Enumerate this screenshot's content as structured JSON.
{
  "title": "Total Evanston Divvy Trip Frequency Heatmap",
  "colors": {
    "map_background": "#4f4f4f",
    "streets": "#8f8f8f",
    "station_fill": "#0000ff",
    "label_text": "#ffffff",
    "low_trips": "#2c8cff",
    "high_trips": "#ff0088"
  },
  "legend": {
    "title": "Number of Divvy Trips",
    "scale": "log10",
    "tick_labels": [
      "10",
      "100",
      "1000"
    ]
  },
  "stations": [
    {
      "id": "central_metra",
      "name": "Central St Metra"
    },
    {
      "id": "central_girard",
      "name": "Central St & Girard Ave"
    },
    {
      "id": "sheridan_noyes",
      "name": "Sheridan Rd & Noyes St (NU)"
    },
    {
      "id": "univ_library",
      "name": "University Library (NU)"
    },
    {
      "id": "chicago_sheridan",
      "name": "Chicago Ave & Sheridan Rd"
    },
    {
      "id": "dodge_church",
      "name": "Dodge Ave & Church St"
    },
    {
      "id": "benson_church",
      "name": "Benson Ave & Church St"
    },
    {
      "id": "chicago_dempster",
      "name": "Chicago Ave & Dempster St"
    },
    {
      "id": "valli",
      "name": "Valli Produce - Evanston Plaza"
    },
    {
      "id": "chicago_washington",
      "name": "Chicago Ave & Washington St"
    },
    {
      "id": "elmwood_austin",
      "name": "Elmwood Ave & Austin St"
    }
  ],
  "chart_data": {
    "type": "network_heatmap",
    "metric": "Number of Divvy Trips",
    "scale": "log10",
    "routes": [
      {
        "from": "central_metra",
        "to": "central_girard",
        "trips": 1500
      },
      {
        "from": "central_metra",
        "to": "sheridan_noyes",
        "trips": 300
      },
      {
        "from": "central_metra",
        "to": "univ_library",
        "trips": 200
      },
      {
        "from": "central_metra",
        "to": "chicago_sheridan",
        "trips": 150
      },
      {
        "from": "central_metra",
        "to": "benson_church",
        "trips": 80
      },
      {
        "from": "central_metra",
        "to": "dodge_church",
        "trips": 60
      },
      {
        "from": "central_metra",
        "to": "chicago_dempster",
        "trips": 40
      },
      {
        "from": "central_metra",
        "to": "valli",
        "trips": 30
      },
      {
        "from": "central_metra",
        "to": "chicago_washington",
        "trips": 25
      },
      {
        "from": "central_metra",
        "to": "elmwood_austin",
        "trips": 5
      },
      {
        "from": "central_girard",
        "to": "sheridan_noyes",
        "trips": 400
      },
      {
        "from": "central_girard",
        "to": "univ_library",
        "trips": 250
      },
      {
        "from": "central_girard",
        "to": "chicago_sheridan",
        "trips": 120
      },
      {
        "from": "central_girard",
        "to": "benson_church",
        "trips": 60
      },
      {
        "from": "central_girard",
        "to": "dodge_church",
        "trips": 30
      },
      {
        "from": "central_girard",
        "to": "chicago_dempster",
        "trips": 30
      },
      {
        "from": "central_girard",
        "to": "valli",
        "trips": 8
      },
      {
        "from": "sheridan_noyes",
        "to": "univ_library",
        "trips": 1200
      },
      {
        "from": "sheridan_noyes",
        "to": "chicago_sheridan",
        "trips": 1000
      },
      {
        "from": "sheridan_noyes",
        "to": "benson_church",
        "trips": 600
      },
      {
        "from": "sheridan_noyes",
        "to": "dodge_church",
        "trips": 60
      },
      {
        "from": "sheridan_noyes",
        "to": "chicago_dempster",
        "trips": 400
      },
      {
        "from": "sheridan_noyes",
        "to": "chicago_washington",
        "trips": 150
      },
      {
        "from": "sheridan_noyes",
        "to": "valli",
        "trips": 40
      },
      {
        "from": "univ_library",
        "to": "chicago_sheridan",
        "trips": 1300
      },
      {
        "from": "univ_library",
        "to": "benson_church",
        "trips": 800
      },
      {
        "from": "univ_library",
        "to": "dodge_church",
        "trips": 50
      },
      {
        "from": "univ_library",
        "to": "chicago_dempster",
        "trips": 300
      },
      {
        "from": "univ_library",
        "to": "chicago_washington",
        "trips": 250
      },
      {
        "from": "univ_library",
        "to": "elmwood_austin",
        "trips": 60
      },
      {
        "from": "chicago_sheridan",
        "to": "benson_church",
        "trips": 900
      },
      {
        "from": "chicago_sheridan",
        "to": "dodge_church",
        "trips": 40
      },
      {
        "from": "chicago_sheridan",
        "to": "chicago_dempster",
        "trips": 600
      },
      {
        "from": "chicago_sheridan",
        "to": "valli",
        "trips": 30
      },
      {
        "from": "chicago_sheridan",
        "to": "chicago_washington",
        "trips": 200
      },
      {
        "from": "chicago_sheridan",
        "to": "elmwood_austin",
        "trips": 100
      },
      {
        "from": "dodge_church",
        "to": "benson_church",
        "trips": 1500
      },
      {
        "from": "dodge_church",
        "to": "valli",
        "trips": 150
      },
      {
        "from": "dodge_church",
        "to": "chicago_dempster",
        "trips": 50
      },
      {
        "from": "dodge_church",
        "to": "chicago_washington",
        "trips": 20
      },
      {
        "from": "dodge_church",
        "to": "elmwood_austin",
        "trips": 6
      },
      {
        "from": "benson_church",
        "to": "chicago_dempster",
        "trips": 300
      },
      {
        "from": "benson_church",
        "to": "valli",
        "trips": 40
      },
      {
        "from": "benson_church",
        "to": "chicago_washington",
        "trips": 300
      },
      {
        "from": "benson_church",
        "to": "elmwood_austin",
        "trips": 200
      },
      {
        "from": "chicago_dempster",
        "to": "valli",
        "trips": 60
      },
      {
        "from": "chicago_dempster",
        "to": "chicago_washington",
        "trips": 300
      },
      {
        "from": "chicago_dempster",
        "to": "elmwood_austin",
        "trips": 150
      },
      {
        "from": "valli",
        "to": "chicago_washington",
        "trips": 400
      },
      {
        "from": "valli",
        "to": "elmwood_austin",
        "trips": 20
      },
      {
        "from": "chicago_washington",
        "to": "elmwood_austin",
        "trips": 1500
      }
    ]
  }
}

- - - - - - -

→ Work to complete
Write out every line exactly as it stands.

→ Exercise result
Enumerate this screenshot's content as structured JSON.
{
  "title": "Total Evanston Divvy Trip Frequency Heatmap",
  "colors": {
    "map_background": "#4f4f4f",
    "streets": "#8f8f8f",
    "station_fill": "#0000ff",
    "label_text": "#ffffff",
    "low_trips": "#2c8cff",
    "high_trips": "#ff0088"
  },
  "legend": {
    "title": "Number of Divvy Trips",
    "scale": "log10",
    "tick_labels": [
      "10",
      "100",
      "1000"
    ]
  },
  "stations": [
    {
      "id": "central_metra",
      "name": "Central St Metra"
    },
    {
      "id": "central_girard",
      "name": "Central St & Girard Ave"
    },
    {
      "id": "sheridan_noyes",
      "name": "Sheridan Rd & Noyes St (NU)"
    },
    {
      "id": "univ_library",
      "name": "University Library (NU)"
    },
    {
      "id": "chicago_sheridan",
      "name": "Chicago Ave & Sheridan Rd"
    },
    {
      "id": "dodge_church",
      "name": "Dodge Ave & Church St"
    },
    {
      "id": "benson_church",
      "name": "Benson Ave & Church St"
    },
    {
      "id": "chicago_dempster",
      "name": "Chicago Ave & Dempster St"
    },
    {
      "id": "valli",
      "name": "Valli Produce - Evanston Plaza"
    },
    {
      "id": "chicago_washington",
      "name": "Chicago Ave & Washington St"
    },
    {
      "id": "elmwood_austin",
      "name": "Elmwood Ave & Austin St"
    }
  ],
  "chart_data": {
    "type": "network_heatmap",
    "metric": "Number of Divvy Trips",
    "scale": "log10",
    "routes": [
      {
        "from": "central_metra",
        "to": "central_girard",
        "trips": 1500
      },
      {
        "from": "central_metra",
        "to": "sheridan_noyes",
        "trips": 300
      },
      {
        "from": "central_metra",
        "to": "univ_library",
        "trips": 200
      },
      {
        "from": "central_metra",
        "to": "chicago_sheridan",
        "trips": 150
      },
      {
        "from": "central_metra",
        "to": "benson_church",
        "trips": 80
      },
      {
        "from": "central_metra",
        "to": "dodge_church",
        "trips": 60
      },
      {
        "from": "central_metra",
        "to": "chicago_dempster",
        "trips": 40
      },
      {
        "from": "central_metra",
        "to": "valli",
        "trips": 30
      },
      {
        "from": "central_metra",
        "to": "chicago_washington",
        "trips": 25
      },
      {
        "from": "central_metra",
        "to": "elmwood_austin",
        "trips": 5
      },
      {
        "from": "central_girard",
        "to": "sheridan_noyes",
        "trips": 400
      },
      {
        "from": "central_girard",
        "to": "univ_library",
        "trips": 250
      },
      {
        "from": "central_girard",
        "to": "chicago_sheridan",
        "trips": 120
      },
      {
        "from": "central_girard",
        "to": "benson_church",
        "trips": 60
      },
      {
        "from": "central_girard",
        "to": "dodge_church",
        "trips": 30
      },
      {
        "from": "central_girard",
        "to": "chicago_dempster",
        "trips": 30
      },
      {
        "from": "central_girard",
        "to": "valli",
        "trips": 8
      },
      {
        "from": "sheridan_noyes",
        "to": "univ_library",
        "trips": 1200
      },
      {
        "from": "sheridan_noyes",
        "to": "chicago_sheridan",
        "trips": 1000
      },
      {
        "from": "sheridan_noyes",
        "to": "benson_church",
        "trips": 600
      },
      {
        "from": "sheridan_noyes",
        "to": "dodge_church",
        "trips": 60
      },
      {
        "from": "sheridan_noyes",
        "to": "chicago_dempster",
        "trips": 400
      },
      {
        "from": "sheridan_noyes",
        "to": "chicago_washington",
        "trips": 150
      },
      {
        "from": "sheridan_noyes",
        "to": "valli",
        "trips": 40
      },
      {
        "from": "univ_library",
        "to": "chicago_sheridan",
        "trips": 1300
      },
      {
        "from": "univ_library",
        "to": "benson_church",
        "trips": 800
      },
      {
        "from": "univ_library",
        "to": "dodge_church",
        "trips": 50
      },
      {
        "from": "univ_library",
        "to": "chicago_dempster",
        "trips": 300
      },
      {
        "from": "univ_library",
        "to": "chicago_washington",
        "trips": 250
      },
      {
        "from": "univ_library",
        "to": "elmwood_austin",
        "trips": 60
      },
      {
        "from": "chicago_sheridan",
        "to": "benson_church",
        "trips": 900
      },
      {
        "from": "chicago_sheridan",
        "to": "dodge_church",
        "trips": 40
      },
      {
        "from": "chicago_sheridan",
        "to": "chicago_dempster",
        "trips": 600
      },
      {
        "from": "chicago_sheridan",
        "to": "valli",
        "trips": 30
      },
      {
        "from": "chicago_sheridan",
        "to": "chicago_washington",
        "trips": 200
      },
      {
        "from": "chicago_sheridan",
        "to": "elmwood_austin",
        "trips": 100
      },
      {
        "from": "dodge_church",
        "to": "benson_church",
        "trips": 1500
      },
      {
        "from": "dodge_church",
        "to": "valli",
        "trips": 150
      },
      {
        "from": "dodge_church",
        "to": "chicago_dempster",
        "trips": 50
      },
      {
        "from": "dodge_church",
        "to": "chicago_washington",
        "trips": 20
      },
      {
        "from": "dodge_church",
        "to": "elmwood_austin",
        "trips": 6
      },
      {
        "from": "benson_church",
        "to": "chicago_dempster",
        "trips": 300
      },
      {
        "from": "benson_church",
        "to": "valli",
        "trips": 40
      },
      {
        "from": "benson_church",
        "to": "chicago_washington",
        "trips": 300
      },
      {
        "from": "benson_church",
        "to": "elmwood_austin",
        "trips": 200
      },
      {
        "from": "chicago_dempster",
        "to": "valli",
        "trips": 60
      },
      {
        "from": "chicago_dempster",
        "to": "chicago_washington",
        "trips": 300
      },
      {
        "from": "chicago_dempster",
        "to": "elmwood_austin",
        "trips": 150
      },
      {
        "from": "valli",
        "to": "chicago_washington",
        "trips": 400
      },
      {
        "from": "valli",
        "to": "elmwood_austin",
        "trips": 20
      },
      {
        "from": "chicago_washington",
        "to": "elmwood_austin",
        "trips": 1500
      }
    ]
  }
}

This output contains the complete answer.